--- TASK MATERIAL ---
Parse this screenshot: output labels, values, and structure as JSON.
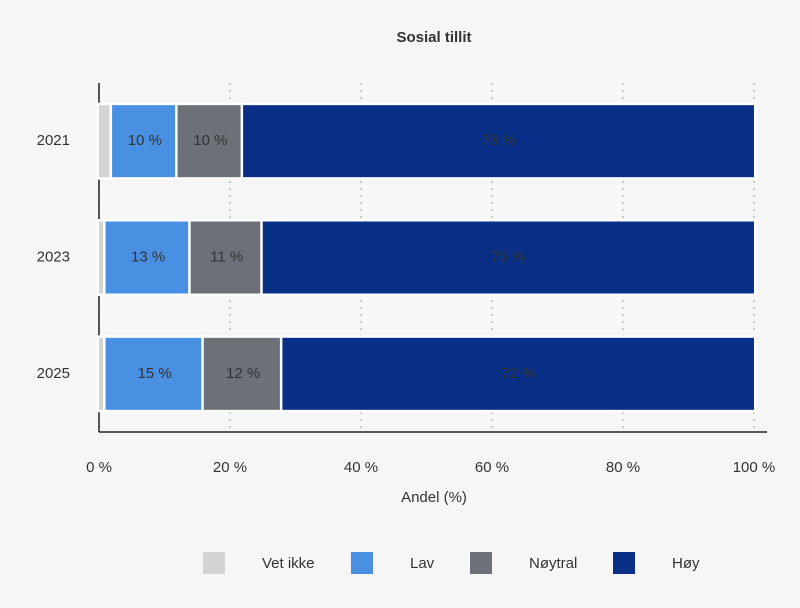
{
  "chart_data": {
    "type": "stacked-bar-horizontal",
    "title": "Sosial tillit",
    "categories": [
      "2021",
      "2023",
      "2025"
    ],
    "series": [
      {
        "name": "Vet ikke",
        "color": "#d4d4d4",
        "values": [
          2,
          1,
          1
        ]
      },
      {
        "name": "Lav",
        "color": "#4a90e2",
        "values": [
          10,
          13,
          15
        ],
        "value_labels": [
          "10 %",
          "13 %",
          "15 %"
        ]
      },
      {
        "name": "Nøytral",
        "color": "#6b7079",
        "values": [
          10,
          11,
          12
        ],
        "value_labels": [
          "10 %",
          "11 %",
          "12 %"
        ]
      },
      {
        "name": "Høy",
        "color": "#0a2f86",
        "values": [
          78,
          75,
          72
        ],
        "value_labels": [
          "78 %",
          "75 %",
          "72 %"
        ]
      }
    ],
    "xlabel": "Andel (%)",
    "xlim": [
      0,
      100
    ],
    "xticks": [
      {
        "value": 0,
        "label": "0 %"
      },
      {
        "value": 20,
        "label": "20 %"
      },
      {
        "value": 40,
        "label": "40 %"
      },
      {
        "value": 60,
        "label": "60 %"
      },
      {
        "value": 80,
        "label": "80 %"
      },
      {
        "value": 100,
        "label": "100 %"
      }
    ],
    "grid": true,
    "legend": "bottom"
  }
}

--- DIRECTIVE ---
Reproduce all the entries that precede this task, word for word, minus any pictures.

--- RESPONSE ---
Parse this screenshot: output labels, values, and structure as JSON.
{
  "chart_data": {
    "type": "stacked-bar-horizontal",
    "title": "Sosial tillit",
    "categories": [
      "2021",
      "2023",
      "2025"
    ],
    "series": [
      {
        "name": "Vet ikke",
        "color": "#d4d4d4",
        "values": [
          2,
          1,
          1
        ]
      },
      {
        "name": "Lav",
        "color": "#4a90e2",
        "values": [
          10,
          13,
          15
        ],
        "value_labels": [
          "10 %",
          "13 %",
          "15 %"
        ]
      },
      {
        "name": "Nøytral",
        "color": "#6b7079",
        "values": [
          10,
          11,
          12
        ],
        "value_labels": [
          "10 %",
          "11 %",
          "12 %"
        ]
      },
      {
        "name": "Høy",
        "color": "#0a2f86",
        "values": [
          78,
          75,
          72
        ],
        "value_labels": [
          "78 %",
          "75 %",
          "72 %"
        ]
      }
    ],
    "xlabel": "Andel (%)",
    "xlim": [
      0,
      100
    ],
    "xticks": [
      {
        "value": 0,
        "label": "0 %"
      },
      {
        "value": 20,
        "label": "20 %"
      },
      {
        "value": 40,
        "label": "40 %"
      },
      {
        "value": 60,
        "label": "60 %"
      },
      {
        "value": 80,
        "label": "80 %"
      },
      {
        "value": 100,
        "label": "100 %"
      }
    ],
    "grid": true,
    "legend": "bottom"
  }
}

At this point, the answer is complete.